↓↓↓

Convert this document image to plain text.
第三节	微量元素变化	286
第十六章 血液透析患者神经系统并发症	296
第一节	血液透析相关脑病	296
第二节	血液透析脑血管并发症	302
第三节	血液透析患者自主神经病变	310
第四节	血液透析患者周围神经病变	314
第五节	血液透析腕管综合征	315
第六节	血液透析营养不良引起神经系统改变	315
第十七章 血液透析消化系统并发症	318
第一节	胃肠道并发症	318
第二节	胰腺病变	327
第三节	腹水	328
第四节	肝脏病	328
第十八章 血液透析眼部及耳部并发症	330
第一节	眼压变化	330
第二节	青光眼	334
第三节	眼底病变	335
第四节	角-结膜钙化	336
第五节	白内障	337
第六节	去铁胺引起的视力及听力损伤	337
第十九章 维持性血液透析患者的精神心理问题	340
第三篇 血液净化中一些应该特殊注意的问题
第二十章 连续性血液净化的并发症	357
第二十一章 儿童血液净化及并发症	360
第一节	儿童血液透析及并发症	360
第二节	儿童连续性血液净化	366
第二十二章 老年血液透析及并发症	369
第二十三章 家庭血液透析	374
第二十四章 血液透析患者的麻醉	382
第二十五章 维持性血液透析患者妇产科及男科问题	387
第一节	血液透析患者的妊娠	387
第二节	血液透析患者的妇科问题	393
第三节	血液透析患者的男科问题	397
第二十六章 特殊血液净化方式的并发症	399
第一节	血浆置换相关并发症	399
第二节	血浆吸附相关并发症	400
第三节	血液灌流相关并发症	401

↑↑↑

Your objective: Could you quote the material above in full, exactly as it stands?

Written solution:
Convert this document image to plain text.
第三节	微量元素变化	286
第十六章 血液透析患者神经系统并发症	296
第一节	血液透析相关脑病	296
第二节	血液透析脑血管并发症	302
第三节	血液透析患者自主神经病变	310
第四节	血液透析患者周围神经病变	314
第五节	血液透析腕管综合征	315
第六节	血液透析营养不良引起神经系统改变	315
第十七章 血液透析消化系统并发症	318
第一节	胃肠道并发症	318
第二节	胰腺病变	327
第三节	腹水	328
第四节	肝脏病	328
第十八章 血液透析眼部及耳部并发症	330
第一节	眼压变化	330
第二节	青光眼	334
第三节	眼底病变	335
第四节	角-结膜钙化	336
第五节	白内障	337
第六节	去铁胺引起的视力及听力损伤	337
第十九章 维持性血液透析患者的精神心理问题	340
第三篇 血液净化中一些应该特殊注意的问题
第二十章 连续性血液净化的并发症	357
第二十一章 儿童血液净化及并发症	360
第一节	儿童血液透析及并发症	360
第二节	儿童连续性血液净化	366
第二十二章 老年血液透析及并发症	369
第二十三章 家庭血液透析	374
第二十四章 血液透析患者的麻醉	382
第二十五章 维持性血液透析患者妇产科及男科问题	387
第一节	血液透析患者的妊娠	387
第二节	血液透析患者的妇科问题	393
第三节	血液透析患者的男科问题	397
第二十六章 特殊血液净化方式的并发症	399
第一节	血浆置换相关并发症	399
第二节	血浆吸附相关并发症	400
第三节	血液灌流相关并发症	401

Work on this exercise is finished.